Consigne 1: Dans le texte sur le Parti socialiste et le numérique, combien de contributions l'équipe de modérateurs a-t-elle évaluées pendant la campagne ?
Consigne 2: Reproduisez tel quel le passage du texte sur le Parti socialiste et le numérique qui s'ouvre sur les mots contenant « NB : ce post » et se clôt sur « paraît mal engagée. ».

Texte fourni:
===
NB : ce post est la version longue d'un article publié le vendredi 10 octobre dans le Libé des Historiens.
La phase des motions avant son congrès de Reims devrait être l’occasion pour le Parti socialiste de tester l’usage des technologies numériques dans les campagnes politiques. Pourtant, la modernité numérique des socialistes paraît mal engagée.
Ils avaient démarré fort en 2006 : dès les primaires pour désigner le candidat à la présidentielle, Ségolène Royal avait utilisé l’outil internet pour pallier son manque de visibilité dans les médias traditionnels. Le site Désirs d’avenir avait offert aux internautes l’accès à des forums, une newsletter, des vidéos Dailymotion intégrées sur le site (alors que l’UMP ne proposait des vidéos que sur Dailymotion) et un référencement des blogs de soutien à sa candidature. L’innovation principale ne résidait pas dans ces outils, connus par ailleurs, mais dans la mobilisation de modérateurs permettant d’alerter sur les contributions intéressantes et faisant la synthèse des forums. Cette synthèse devait alimenter l’ouvrage promis par la candidate et publié en ligne, chapitre après chapitre, afin que les internautes puissent le discuter. L’expérience fut prolongée et amplifiée durant la campagne, grâce à une équipe de 70 modérateurs qui évalua plus de 60 000 contributions. La lourde synthèse issue de ces échanges fut encore enrichie par les synthèses tirées des débats IRL (in real life). Néanmoins, son programme politique ne tenait que faiblement compte de ces débats participatifs. D’où un certain scepticisme au sein du parti (et au-delà) sur l’intérêt d’une telle démarche. Pourtant, les débats sur les forums avaient permis à des contributeurs fidèles de se regrouper, « virtuellement » dans un premier temps, puis IRL, donnant lieu à des comités locaux. C’est-à-dire à un embryon de réseau social qui dépassait la forme adoptée par le site.
===
(Données de localisation des éléments)
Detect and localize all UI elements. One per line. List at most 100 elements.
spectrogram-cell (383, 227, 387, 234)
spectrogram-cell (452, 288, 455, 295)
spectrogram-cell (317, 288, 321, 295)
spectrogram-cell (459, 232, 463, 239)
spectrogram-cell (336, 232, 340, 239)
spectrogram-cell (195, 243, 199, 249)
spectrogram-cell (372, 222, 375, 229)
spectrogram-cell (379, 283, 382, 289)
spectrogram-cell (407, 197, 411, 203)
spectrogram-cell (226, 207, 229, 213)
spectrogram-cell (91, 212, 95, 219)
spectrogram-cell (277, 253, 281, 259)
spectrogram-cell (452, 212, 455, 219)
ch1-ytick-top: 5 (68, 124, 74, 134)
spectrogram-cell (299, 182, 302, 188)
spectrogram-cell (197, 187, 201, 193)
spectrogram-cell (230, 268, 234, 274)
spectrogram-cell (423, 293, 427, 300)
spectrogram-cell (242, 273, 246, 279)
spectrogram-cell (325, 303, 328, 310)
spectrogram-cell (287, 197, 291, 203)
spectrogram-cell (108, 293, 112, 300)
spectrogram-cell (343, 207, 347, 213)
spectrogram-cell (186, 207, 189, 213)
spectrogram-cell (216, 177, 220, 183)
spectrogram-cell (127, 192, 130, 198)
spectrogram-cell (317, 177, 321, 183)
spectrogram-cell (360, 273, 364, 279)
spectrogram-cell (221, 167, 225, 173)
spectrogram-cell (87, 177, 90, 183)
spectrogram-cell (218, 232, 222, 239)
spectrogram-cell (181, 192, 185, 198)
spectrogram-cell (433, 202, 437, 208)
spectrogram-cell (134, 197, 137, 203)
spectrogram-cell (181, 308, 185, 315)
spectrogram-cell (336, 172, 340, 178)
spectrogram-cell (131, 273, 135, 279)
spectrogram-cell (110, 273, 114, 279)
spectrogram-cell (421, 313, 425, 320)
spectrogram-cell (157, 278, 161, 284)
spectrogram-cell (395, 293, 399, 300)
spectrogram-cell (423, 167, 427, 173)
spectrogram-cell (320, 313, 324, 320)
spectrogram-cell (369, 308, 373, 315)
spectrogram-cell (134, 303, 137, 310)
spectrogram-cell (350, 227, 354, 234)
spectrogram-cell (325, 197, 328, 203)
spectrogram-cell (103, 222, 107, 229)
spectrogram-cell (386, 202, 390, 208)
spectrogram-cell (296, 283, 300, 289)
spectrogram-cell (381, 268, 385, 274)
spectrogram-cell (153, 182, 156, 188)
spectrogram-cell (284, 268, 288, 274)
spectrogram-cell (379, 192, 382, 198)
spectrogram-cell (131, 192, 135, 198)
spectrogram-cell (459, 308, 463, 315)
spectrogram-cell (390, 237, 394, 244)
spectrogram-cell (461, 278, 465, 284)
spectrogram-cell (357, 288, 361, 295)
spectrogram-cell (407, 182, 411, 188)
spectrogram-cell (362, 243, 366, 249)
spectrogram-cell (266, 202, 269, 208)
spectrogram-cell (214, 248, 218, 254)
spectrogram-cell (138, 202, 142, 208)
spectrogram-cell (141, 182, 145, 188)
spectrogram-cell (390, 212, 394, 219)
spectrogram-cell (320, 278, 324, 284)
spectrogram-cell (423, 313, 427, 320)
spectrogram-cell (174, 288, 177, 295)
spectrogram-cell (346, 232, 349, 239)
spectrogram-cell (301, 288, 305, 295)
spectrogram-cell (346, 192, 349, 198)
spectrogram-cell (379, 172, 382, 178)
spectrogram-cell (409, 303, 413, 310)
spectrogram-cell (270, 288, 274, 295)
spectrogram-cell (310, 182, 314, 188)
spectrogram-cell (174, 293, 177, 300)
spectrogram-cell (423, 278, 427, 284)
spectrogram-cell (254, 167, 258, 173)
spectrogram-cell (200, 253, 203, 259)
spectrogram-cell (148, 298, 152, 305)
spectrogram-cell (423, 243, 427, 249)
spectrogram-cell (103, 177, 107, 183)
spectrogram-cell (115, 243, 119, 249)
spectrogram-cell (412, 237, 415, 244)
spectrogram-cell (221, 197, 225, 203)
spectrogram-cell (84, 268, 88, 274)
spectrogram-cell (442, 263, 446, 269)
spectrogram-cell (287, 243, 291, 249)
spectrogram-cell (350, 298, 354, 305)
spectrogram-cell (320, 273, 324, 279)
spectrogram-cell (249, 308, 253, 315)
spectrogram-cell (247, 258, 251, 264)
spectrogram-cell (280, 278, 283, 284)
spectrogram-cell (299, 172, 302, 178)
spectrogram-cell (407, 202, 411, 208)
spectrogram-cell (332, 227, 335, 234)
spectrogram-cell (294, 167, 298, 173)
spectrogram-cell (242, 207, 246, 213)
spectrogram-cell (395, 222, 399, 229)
===
Bonne réponse 1: Plus de 60 000 contributions.

Bonne réponse 2:
NB : ce post est la version longue d'un article publié le vendredi 10 octobre dans le Libé des Historiens.
La phase des motions avant son congrès de Reims devrait être l’occasion pour le Parti socialiste de tester l’usage des technologies numériques dans les campagnes politiques. Pourtant, la modernité numérique des socialistes paraît mal engagée.